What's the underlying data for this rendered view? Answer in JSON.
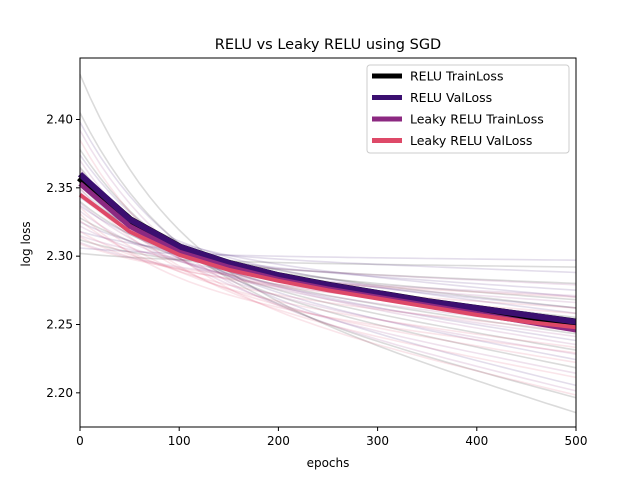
{
  "chart_data": {
    "type": "line",
    "title": "RELU vs Leaky RELU using SGD",
    "xlabel": "epochs",
    "ylabel": "log loss",
    "xlim": [
      0,
      500
    ],
    "ylim": [
      2.175,
      2.445
    ],
    "xticks": [
      0,
      100,
      200,
      300,
      400,
      500
    ],
    "yticks": [
      2.2,
      2.25,
      2.3,
      2.35,
      2.4
    ],
    "ytick_labels": [
      "2.20",
      "2.25",
      "2.30",
      "2.35",
      "2.40"
    ],
    "grid": false,
    "legend_position": "top-right",
    "series": [
      {
        "name": "RELU TrainLoss",
        "color": "#000000",
        "x": [
          0,
          50,
          100,
          150,
          200,
          250,
          300,
          350,
          400,
          450,
          500
        ],
        "y": [
          2.358,
          2.326,
          2.306,
          2.294,
          2.285,
          2.278,
          2.272,
          2.266,
          2.261,
          2.256,
          2.251
        ]
      },
      {
        "name": "RELU ValLoss",
        "color": "#3b0f70",
        "x": [
          0,
          50,
          100,
          150,
          200,
          250,
          300,
          350,
          400,
          450,
          500
        ],
        "y": [
          2.36,
          2.327,
          2.307,
          2.295,
          2.286,
          2.279,
          2.273,
          2.267,
          2.262,
          2.257,
          2.252
        ]
      },
      {
        "name": "Leaky RELU TrainLoss",
        "color": "#8c2981",
        "x": [
          0,
          50,
          100,
          150,
          200,
          250,
          300,
          350,
          400,
          450,
          500
        ],
        "y": [
          2.353,
          2.322,
          2.303,
          2.292,
          2.283,
          2.276,
          2.27,
          2.264,
          2.258,
          2.252,
          2.246
        ]
      },
      {
        "name": "Leaky RELU ValLoss",
        "color": "#de4968",
        "x": [
          0,
          50,
          100,
          150,
          200,
          250,
          300,
          350,
          400,
          450,
          500
        ],
        "y": [
          2.345,
          2.318,
          2.301,
          2.29,
          2.282,
          2.275,
          2.269,
          2.263,
          2.257,
          2.252,
          2.248
        ]
      }
    ],
    "individual_runs": [
      {
        "color": "#000000",
        "y0": 2.433,
        "y500": 2.185
      },
      {
        "color": "#000000",
        "y0": 2.405,
        "y500": 2.196
      },
      {
        "color": "#000000",
        "y0": 2.378,
        "y500": 2.218
      },
      {
        "color": "#000000",
        "y0": 2.365,
        "y500": 2.231
      },
      {
        "color": "#000000",
        "y0": 2.352,
        "y500": 2.243
      },
      {
        "color": "#000000",
        "y0": 2.34,
        "y500": 2.255
      },
      {
        "color": "#000000",
        "y0": 2.328,
        "y500": 2.268
      },
      {
        "color": "#000000",
        "y0": 2.312,
        "y500": 2.28
      },
      {
        "color": "#000000",
        "y0": 2.302,
        "y500": 2.292
      },
      {
        "color": "#000000",
        "y0": 2.346,
        "y500": 2.262
      },
      {
        "color": "#3b0f70",
        "y0": 2.398,
        "y500": 2.205
      },
      {
        "color": "#3b0f70",
        "y0": 2.374,
        "y500": 2.224
      },
      {
        "color": "#3b0f70",
        "y0": 2.36,
        "y500": 2.238
      },
      {
        "color": "#3b0f70",
        "y0": 2.349,
        "y500": 2.25
      },
      {
        "color": "#3b0f70",
        "y0": 2.337,
        "y500": 2.262
      },
      {
        "color": "#3b0f70",
        "y0": 2.325,
        "y500": 2.275
      },
      {
        "color": "#3b0f70",
        "y0": 2.318,
        "y500": 2.288
      },
      {
        "color": "#3b0f70",
        "y0": 2.306,
        "y500": 2.297
      },
      {
        "color": "#3b0f70",
        "y0": 2.356,
        "y500": 2.258
      },
      {
        "color": "#3b0f70",
        "y0": 2.343,
        "y500": 2.27
      },
      {
        "color": "#8c2981",
        "y0": 2.392,
        "y500": 2.201
      },
      {
        "color": "#8c2981",
        "y0": 2.37,
        "y500": 2.214
      },
      {
        "color": "#8c2981",
        "y0": 2.358,
        "y500": 2.228
      },
      {
        "color": "#8c2981",
        "y0": 2.347,
        "y500": 2.241
      },
      {
        "color": "#8c2981",
        "y0": 2.333,
        "y500": 2.253
      },
      {
        "color": "#8c2981",
        "y0": 2.322,
        "y500": 2.266
      },
      {
        "color": "#8c2981",
        "y0": 2.315,
        "y500": 2.279
      },
      {
        "color": "#8c2981",
        "y0": 2.339,
        "y500": 2.247
      },
      {
        "color": "#8c2981",
        "y0": 2.364,
        "y500": 2.235
      },
      {
        "color": "#8c2981",
        "y0": 2.31,
        "y500": 2.271
      },
      {
        "color": "#de4968",
        "y0": 2.385,
        "y500": 2.198
      },
      {
        "color": "#de4968",
        "y0": 2.362,
        "y500": 2.211
      },
      {
        "color": "#de4968",
        "y0": 2.35,
        "y500": 2.222
      },
      {
        "color": "#de4968",
        "y0": 2.336,
        "y500": 2.233
      },
      {
        "color": "#de4968",
        "y0": 2.326,
        "y500": 2.245
      },
      {
        "color": "#de4968",
        "y0": 2.318,
        "y500": 2.258
      },
      {
        "color": "#de4968",
        "y0": 2.309,
        "y500": 2.27
      },
      {
        "color": "#de4968",
        "y0": 2.331,
        "y500": 2.229
      },
      {
        "color": "#de4968",
        "y0": 2.344,
        "y500": 2.252
      },
      {
        "color": "#de4968",
        "y0": 2.314,
        "y500": 2.262
      }
    ]
  }
}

━━━━━━━━━━━━━━━━

* **GIVEN INSTRUCTION**:
Check every line of the data above for the string "name", and copy those that have it.

* **ANSWER TO THIS PROBLEM**:
        "name": "RELU TrainLoss",
        "name": "RELU ValLoss",
        "name": "Leaky RELU TrainLoss",
        "name": "Leaky RELU ValLoss",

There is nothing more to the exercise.